> [Tarefas do exercício]:
**1)** Diga se cada afirmação está de acordo com o texto sobre culpa materna: (a) para Maria Helena Pereira Franco, a cultura dá à mãe a função de garantir a felicidade dos filhos; (b) Elisabete Doria Bilac é psicoterapeuta da Pontifícia Universidade Católica de São Paulo; (c) Rosely Sayão liga a culpa materna apenas ao trabalho da mulher fora de casa. Responda sim ou não e cite literalmente as palavras do texto que decidem cada caso.
**2)** Escreva a continuação do texto sobre culpa materna, começando depois da última frase apresentada.

> [Trecho da página]:
━━━━━━━━━━━━━━━━━━━━

Isso porque a estrutura familiar
mudou, mas as mães continuam
se sentindo as principais responsáveis pelos filhos, e se sentem angustiadas se, por algum motivo,
pensam que estão fazendo por
eles menos do que deveriam. Se o
filho não tem o que sonhava, a
responsável será ela. Se algo acontecer a ele, ela será a "culpada".
Terapeutas e mães, quando falam sobre esse tema, fazem crer
que maternidade e culpa, pelo
menos em algum período da vida,
são indissociáveis. Só que algumas mulheres conseguem se livrar desse sentimento.
"Culturalmente, atribui-se à
mãe a função de ser provedora da
felicidade dos filhos", diz Maria
Helena Pereira Franco, psicoterapeuta da Pontifícia Universidade
Católica de São Paulo. "Quando
essa felicidade, por alguma razão,
é quebrada ou não acontece, a
mãe se sente culpada."
O resultado disso, diz Maria Helena, é que as mães acabam sentindo culpa por tudo o que acontece com os filhos, mesmo que o
fato nada tenha a ver com elas.
As diversas funções das mulheres que, além de mães, são provedoras cria situações ainda mais
angustiantes, como falta de tempo e de disposição para ficar com
os filhos, decorrente do estresse e
da sobrecarga de trabalho.
"As mulheres estão sozinhas no
trabalho e dentro de casa", diz a
socióloga Elisabete Doria Bilac,
pesquisadora do Nepu (Núcleo de
Estudos da População da Unicamp), associado à Rede Feminista de Sexualidade e Saúde.
Para a terapeuta familiar Rosely
Sayão, vincular o sentimento de
culpa que envolve a maternidade
apenas ao fato de a mulher trabalhar fora é camuflar uma situação
mais complexa. Segundo ela, a
culpa também é decorrente do fato de a mãe ser, além de uma referência de afeto, também uma
educadora. "Educar também é dizer não", diz ela. E, ao exercer esse
papel, muitas vezes as mães contrariam os filhos. Nesses casos,
também sentem culpa.

━━━━━━━━━━━━━━━━━━━━

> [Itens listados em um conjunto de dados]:
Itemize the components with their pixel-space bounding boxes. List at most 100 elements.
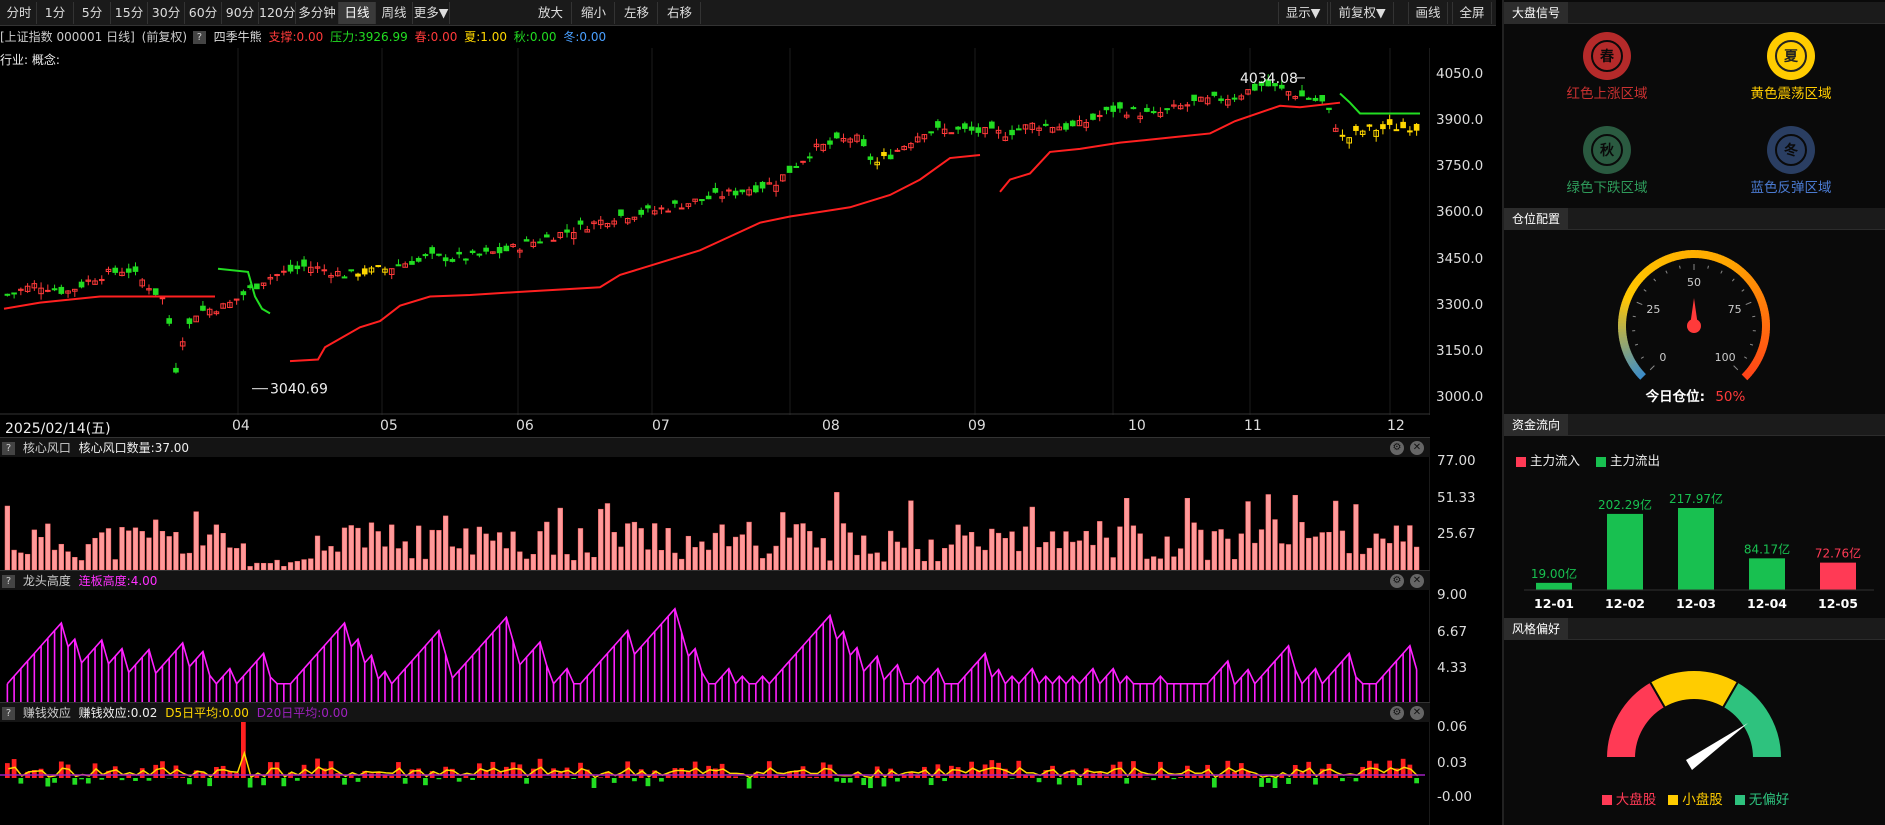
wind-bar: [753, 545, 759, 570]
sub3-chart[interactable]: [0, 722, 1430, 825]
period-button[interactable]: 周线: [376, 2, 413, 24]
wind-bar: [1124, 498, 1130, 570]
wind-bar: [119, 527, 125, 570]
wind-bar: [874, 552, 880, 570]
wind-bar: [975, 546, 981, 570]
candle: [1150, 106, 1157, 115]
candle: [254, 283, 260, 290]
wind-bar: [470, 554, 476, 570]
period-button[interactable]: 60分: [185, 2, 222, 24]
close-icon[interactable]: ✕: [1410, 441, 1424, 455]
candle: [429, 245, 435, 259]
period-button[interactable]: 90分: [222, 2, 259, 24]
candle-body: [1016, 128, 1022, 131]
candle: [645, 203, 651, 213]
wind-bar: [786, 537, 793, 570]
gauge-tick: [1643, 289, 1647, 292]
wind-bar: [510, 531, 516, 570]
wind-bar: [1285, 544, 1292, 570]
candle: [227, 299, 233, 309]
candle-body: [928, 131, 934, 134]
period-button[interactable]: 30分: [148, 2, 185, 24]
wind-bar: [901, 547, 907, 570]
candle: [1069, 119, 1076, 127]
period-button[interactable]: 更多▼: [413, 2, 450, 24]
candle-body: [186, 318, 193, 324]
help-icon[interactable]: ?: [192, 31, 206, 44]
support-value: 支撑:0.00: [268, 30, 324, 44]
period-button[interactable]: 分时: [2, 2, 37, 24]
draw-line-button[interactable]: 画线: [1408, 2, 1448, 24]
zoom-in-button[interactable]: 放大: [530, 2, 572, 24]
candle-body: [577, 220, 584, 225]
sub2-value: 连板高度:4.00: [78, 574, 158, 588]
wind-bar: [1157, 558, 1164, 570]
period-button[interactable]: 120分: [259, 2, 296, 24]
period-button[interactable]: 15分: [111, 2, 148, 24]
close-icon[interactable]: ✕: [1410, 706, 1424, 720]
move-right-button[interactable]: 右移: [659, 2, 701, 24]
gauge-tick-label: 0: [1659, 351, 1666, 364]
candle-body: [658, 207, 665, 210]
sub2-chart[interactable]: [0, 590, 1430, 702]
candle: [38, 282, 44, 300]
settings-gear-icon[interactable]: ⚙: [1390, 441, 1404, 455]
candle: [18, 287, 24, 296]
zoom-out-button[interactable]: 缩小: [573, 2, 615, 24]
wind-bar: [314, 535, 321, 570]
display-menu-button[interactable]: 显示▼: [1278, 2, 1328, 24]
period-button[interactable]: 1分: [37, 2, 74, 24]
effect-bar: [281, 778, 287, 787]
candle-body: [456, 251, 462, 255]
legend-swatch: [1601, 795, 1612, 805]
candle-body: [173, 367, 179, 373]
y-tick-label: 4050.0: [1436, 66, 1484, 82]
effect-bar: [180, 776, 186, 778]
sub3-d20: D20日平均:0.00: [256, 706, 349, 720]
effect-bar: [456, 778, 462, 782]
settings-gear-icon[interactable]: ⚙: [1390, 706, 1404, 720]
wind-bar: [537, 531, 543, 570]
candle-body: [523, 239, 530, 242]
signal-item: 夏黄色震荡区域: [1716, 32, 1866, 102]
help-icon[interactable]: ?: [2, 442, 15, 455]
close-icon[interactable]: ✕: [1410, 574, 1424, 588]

━━━━━━━━━━━━━━━━━━━━

> [Respostas por tarefa]:
**1)**
(a) Sim: "Culturalmente, atribui-se à mãe a função de ser provedora da felicidade dos filhos".
(b) Não: "a socióloga Elisabete Doria Bilac, pesquisadora do Nepu (Núcleo de Estudos da População da Unicamp)".
(c) Não: "vincular o sentimento de culpa que envolve a maternidade apenas ao fato de a mulher trabalhar fora é camuflar uma situação mais complexa".

**2)**
A advogada Cecília Pozelli, 40,
criou a filha, Pâmella, 13, sozinha.
Quando a menina fez seis anos
começou a solicitar a mãe em
tempo integral. Se Cecília saía para se divertir, Pâmella chorava.
"Para mim era terrível sair e deixá-la chorando, mas isso passa."
A terapeuta Lia Lage diz que a
quebra do modelo tradicional de
família, composto por pai, mãe,
irmãos e avós, exige que as mulheres reinventem a prática da
maternidade. "As relações entre
mães e filhos são de igual para
igual. As crianças participam
muito mais do próprio processo
educativo", diz ela.
Os sentimentos de sobrecarga e
de culpa em relação aos filhos são
compartilhados por mulheres pobres e ricas, com o agravante de
que a falta de creches públicas dificulta mais a vida das primeiras.
A empregada doméstica Celina
Ferreira, 35, mãe de Jucinara, 6,
sai de manhã, deixa a filha na escolinha, e só retorna no início da
noite. Só conta com uma amiga
que pega a menina nas duas escolas até que ela a recolha à noite.
"Ela pede para ler uma historinha, eu leio correndo, ela pede
mais uma, eu tenho de passar
roupa. Ela chora para ir no parque, eu só posso sair uma vez por
mês. Vejo-a revoltada, fico confusa, cheia de culpa", diz Celina.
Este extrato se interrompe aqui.